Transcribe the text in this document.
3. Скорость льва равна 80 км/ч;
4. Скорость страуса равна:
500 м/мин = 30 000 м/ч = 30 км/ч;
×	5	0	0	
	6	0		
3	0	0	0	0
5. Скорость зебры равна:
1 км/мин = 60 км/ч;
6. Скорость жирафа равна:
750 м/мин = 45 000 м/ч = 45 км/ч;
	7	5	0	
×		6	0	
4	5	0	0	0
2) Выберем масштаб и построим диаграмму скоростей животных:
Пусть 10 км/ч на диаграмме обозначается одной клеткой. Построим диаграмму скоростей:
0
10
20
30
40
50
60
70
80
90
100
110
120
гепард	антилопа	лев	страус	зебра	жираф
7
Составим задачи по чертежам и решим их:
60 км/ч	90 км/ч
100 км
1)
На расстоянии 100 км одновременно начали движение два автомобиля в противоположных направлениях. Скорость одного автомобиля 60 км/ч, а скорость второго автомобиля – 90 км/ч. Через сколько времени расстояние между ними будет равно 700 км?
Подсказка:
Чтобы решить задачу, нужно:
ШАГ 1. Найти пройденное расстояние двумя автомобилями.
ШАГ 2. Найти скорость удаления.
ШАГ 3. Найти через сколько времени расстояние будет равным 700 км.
■ ■ ■ ■
> _Given exercise_:
All of the records must be retyped exactly as they are.

> _Exercise response_:
Transcribe the text in this document.
3. Скорость льва равна 80 км/ч;
4. Скорость страуса равна:
500 м/мин = 30 000 м/ч = 30 км/ч;
×	5	0	0	
	6	0		
3	0	0	0	0
5. Скорость зебры равна:
1 км/мин = 60 км/ч;
6. Скорость жирафа равна:
750 м/мин = 45 000 м/ч = 45 км/ч;
	7	5	0	
×		6	0	
4	5	0	0	0
2) Выберем масштаб и построим диаграмму скоростей животных:
Пусть 10 км/ч на диаграмме обозначается одной клеткой. Построим диаграмму скоростей:
0
10
20
30
40
50
60
70
80
90
100
110
120
гепард	антилопа	лев	страус	зебра	жираф
7
Составим задачи по чертежам и решим их:
60 км/ч	90 км/ч
100 км
1)
На расстоянии 100 км одновременно начали движение два автомобиля в противоположных направлениях. Скорость одного автомобиля 60 км/ч, а скорость второго автомобиля – 90 км/ч. Через сколько времени расстояние между ними будет равно 700 км?
Подсказка:
Чтобы решить задачу, нужно:
ШАГ 1. Найти пройденное расстояние двумя автомобилями.
ШАГ 2. Найти скорость удаления.
ШАГ 3. Найти через сколько времени расстояние будет равным 700 км.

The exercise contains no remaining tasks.